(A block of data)

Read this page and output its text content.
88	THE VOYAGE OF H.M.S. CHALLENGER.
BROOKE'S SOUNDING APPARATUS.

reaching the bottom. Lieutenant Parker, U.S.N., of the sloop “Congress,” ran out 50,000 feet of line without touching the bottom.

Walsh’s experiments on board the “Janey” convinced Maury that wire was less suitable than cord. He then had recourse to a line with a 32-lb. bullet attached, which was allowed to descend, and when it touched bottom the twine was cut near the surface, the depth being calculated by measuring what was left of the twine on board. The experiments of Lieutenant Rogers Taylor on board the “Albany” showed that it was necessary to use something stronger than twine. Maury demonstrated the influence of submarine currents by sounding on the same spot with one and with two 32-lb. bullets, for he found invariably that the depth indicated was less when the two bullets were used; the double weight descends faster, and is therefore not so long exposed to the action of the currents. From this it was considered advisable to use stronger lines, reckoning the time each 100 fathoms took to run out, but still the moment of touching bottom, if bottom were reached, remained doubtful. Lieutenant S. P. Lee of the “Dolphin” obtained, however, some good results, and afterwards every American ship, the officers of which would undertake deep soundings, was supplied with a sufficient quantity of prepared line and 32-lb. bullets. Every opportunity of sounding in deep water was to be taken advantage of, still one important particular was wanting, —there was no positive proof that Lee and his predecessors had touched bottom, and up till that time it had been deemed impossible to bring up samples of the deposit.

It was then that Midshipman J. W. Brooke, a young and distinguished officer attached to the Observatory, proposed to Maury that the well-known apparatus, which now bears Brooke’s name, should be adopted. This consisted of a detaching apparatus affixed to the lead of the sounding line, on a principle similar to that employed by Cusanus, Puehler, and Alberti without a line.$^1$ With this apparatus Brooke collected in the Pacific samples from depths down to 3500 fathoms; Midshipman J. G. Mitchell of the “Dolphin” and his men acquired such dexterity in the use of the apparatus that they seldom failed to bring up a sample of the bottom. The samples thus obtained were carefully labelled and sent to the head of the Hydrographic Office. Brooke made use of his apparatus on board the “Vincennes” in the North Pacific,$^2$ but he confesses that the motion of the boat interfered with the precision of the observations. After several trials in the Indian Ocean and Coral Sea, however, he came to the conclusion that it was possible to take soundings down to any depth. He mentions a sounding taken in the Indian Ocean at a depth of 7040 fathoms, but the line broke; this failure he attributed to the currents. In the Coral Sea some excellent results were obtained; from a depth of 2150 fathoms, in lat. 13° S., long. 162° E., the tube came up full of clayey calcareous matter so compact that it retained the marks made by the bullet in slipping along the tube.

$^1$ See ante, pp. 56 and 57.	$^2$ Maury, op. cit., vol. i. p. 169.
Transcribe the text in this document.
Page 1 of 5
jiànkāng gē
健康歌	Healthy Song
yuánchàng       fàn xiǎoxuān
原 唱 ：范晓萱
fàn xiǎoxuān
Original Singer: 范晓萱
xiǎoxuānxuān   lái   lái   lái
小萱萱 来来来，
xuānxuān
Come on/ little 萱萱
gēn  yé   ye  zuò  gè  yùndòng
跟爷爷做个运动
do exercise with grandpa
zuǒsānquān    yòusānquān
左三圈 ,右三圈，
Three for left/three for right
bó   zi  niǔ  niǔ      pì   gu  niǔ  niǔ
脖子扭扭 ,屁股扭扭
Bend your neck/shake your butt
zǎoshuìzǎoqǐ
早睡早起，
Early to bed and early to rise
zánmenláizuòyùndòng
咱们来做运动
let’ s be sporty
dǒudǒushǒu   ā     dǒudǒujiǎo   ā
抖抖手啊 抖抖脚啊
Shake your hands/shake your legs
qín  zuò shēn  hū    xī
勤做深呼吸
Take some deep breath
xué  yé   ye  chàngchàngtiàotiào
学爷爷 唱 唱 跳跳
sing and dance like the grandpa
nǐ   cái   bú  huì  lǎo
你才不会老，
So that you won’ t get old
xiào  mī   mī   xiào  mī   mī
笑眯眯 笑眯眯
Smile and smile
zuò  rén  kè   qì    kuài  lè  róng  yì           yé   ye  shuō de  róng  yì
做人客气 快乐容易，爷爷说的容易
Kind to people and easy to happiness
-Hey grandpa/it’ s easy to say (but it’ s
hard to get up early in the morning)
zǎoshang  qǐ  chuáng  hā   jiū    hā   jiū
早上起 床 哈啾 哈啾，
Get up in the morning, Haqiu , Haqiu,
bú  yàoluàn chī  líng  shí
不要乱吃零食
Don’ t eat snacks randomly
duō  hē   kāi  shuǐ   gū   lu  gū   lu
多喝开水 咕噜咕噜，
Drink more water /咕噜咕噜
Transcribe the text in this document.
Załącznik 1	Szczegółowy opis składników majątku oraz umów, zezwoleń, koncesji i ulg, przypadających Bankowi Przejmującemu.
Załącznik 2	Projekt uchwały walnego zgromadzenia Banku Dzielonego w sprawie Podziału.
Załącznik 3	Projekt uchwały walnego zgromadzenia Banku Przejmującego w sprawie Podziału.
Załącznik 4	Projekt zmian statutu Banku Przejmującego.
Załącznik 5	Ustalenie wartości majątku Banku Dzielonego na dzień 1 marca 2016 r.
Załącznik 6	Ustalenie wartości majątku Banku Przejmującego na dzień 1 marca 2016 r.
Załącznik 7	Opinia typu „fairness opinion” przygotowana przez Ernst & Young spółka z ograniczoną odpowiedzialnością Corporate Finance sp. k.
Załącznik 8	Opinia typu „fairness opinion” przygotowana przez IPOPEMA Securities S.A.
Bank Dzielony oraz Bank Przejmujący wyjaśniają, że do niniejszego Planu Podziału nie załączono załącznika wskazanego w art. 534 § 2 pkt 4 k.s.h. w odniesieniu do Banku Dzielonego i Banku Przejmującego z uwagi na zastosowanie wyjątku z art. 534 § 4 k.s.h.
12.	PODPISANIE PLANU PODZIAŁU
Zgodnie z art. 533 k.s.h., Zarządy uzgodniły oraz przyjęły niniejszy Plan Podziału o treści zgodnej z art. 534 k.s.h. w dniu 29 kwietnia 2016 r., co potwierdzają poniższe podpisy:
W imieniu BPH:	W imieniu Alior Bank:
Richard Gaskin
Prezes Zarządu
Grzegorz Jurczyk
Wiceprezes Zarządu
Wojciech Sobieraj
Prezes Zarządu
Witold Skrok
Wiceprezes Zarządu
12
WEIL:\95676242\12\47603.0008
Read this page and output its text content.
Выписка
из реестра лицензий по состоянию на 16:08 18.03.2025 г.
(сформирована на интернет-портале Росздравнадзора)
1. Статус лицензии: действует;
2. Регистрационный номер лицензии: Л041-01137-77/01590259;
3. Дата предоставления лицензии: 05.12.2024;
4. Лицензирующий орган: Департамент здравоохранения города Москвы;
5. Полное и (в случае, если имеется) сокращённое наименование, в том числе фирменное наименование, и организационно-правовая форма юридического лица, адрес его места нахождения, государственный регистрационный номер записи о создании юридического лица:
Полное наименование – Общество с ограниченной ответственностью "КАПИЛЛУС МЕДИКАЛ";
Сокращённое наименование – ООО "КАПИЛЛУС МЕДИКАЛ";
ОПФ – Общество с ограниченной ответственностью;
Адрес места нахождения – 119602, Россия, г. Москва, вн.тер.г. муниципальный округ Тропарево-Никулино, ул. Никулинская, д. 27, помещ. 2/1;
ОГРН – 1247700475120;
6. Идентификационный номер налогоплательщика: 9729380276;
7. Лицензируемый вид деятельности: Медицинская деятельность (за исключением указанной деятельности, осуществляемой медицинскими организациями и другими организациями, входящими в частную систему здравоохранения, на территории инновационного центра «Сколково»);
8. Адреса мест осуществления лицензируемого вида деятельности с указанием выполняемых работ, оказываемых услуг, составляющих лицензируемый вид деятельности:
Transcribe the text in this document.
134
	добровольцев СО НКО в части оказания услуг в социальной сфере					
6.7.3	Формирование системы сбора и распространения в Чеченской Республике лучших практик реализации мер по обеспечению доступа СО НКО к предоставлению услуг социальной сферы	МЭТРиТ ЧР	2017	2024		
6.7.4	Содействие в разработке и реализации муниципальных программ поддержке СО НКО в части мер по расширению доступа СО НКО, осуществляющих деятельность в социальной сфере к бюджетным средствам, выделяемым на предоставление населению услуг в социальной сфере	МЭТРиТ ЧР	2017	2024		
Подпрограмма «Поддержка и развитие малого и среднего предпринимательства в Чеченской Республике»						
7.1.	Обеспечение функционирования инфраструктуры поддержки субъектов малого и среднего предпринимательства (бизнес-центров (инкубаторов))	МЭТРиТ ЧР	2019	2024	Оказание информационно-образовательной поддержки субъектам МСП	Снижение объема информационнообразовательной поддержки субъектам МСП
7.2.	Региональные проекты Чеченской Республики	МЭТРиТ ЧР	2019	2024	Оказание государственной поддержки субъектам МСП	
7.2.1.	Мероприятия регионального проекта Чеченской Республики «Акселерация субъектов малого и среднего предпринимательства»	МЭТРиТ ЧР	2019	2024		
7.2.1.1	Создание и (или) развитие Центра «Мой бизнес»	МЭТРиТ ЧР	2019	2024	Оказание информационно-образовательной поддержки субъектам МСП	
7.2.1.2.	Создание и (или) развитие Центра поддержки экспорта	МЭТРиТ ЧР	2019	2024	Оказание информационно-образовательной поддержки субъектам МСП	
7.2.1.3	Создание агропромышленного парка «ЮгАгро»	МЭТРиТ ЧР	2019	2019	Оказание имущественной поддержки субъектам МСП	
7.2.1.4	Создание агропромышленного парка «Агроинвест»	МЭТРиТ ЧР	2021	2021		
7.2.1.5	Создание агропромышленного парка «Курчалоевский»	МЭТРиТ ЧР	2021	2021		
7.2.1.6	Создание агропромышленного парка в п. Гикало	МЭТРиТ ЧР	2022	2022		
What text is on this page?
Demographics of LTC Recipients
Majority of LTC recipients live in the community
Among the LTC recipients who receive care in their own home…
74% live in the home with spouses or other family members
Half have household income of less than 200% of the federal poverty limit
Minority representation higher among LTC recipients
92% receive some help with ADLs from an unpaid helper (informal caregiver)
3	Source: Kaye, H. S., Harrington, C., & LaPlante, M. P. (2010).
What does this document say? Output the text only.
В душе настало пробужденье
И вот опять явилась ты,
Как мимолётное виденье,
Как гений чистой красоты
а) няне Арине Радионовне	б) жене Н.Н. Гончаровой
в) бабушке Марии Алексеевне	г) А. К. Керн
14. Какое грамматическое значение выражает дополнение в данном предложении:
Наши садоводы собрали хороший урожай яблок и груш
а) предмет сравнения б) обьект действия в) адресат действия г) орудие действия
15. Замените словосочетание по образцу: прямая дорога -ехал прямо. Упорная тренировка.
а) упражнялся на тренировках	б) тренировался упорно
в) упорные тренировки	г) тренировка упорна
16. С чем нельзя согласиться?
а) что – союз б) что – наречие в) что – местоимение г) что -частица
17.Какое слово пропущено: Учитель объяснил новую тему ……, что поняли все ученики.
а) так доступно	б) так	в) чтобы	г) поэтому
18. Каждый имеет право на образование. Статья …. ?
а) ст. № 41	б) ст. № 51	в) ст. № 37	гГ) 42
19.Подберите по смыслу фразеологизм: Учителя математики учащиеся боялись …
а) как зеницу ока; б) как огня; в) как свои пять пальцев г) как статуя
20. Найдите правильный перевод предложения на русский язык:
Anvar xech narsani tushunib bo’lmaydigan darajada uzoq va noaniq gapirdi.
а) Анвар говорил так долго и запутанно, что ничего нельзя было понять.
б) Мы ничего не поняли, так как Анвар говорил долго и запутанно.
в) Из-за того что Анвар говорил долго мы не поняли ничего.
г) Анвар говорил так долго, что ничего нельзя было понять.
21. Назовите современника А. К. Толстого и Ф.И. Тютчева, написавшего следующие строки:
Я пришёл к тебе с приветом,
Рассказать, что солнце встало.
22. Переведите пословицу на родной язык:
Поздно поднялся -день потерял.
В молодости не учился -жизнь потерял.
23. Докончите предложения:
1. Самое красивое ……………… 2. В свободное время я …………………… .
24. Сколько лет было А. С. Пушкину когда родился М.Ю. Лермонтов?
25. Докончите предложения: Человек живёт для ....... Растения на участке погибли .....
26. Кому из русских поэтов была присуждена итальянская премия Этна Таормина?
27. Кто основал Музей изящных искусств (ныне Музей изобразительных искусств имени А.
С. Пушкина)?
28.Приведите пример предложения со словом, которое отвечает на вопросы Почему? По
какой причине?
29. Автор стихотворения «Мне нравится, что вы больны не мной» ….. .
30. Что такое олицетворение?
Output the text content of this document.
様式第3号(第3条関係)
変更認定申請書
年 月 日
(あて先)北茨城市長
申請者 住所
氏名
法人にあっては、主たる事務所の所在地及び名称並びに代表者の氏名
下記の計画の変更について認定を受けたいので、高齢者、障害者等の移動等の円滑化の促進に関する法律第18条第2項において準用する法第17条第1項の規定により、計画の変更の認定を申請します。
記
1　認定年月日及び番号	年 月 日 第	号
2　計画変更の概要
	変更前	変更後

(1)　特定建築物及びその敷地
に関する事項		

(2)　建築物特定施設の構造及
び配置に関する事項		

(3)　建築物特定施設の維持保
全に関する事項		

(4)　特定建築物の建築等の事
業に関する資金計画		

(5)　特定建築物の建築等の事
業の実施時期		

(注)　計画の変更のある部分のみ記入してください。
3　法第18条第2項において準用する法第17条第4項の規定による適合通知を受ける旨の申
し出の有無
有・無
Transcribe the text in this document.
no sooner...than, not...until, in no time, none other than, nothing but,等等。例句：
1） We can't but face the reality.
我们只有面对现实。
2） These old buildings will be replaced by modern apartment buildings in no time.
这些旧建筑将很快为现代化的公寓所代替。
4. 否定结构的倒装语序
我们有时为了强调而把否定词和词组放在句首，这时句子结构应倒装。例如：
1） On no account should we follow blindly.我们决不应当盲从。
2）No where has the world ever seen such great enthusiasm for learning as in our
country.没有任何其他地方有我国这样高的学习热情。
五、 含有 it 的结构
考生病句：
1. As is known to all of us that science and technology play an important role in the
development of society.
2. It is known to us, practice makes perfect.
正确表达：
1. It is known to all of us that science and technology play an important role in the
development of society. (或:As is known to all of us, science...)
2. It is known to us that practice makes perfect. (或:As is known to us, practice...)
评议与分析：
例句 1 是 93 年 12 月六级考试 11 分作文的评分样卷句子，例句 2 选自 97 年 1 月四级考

**WRITTEN INSTRUCTION:** Lines that hold the word "предложения" are the ones to return, every one of them.

**OUTPUT BELOW:**
20. Найдите правильный перевод предложения на русский язык:
23. Докончите предложения:
25. Докончите предложения: Человек живёт для ....... Растения на участке погибли .....
28.Приведите пример предложения со словом, которое отвечает на вопросы Почему? По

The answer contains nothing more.